## begin
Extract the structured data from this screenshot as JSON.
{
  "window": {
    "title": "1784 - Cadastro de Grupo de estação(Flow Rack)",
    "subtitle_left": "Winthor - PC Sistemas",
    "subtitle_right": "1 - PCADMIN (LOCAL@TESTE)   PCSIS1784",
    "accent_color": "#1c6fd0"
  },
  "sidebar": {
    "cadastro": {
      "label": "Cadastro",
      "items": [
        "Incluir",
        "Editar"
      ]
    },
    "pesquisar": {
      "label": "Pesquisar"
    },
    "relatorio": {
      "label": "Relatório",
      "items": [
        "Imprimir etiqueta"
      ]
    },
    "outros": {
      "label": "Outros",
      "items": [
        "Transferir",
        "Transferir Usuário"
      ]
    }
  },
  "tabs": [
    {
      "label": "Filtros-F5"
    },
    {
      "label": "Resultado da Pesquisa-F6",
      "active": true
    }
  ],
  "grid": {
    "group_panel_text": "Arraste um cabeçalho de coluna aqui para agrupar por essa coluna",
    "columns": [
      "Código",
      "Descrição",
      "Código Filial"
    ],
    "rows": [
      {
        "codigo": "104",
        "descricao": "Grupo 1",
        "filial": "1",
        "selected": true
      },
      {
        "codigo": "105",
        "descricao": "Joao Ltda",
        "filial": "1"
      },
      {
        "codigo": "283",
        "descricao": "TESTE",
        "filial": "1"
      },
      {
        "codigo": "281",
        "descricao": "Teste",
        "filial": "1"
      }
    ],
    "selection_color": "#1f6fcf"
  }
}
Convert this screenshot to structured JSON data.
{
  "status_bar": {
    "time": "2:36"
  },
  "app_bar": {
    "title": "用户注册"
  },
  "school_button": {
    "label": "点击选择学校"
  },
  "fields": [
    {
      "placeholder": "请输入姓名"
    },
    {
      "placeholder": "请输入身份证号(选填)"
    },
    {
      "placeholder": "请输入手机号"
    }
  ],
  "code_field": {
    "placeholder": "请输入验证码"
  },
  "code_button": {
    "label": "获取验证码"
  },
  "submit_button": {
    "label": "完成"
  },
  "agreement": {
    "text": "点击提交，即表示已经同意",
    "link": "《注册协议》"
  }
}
## end
**What is expected**
Each line that holds the word "Grupo" should be extracted from the records.

**Written response**
    "title": "1784 - Cadastro de Grupo de estação(Flow Rack)",
        "descricao": "Grupo 1",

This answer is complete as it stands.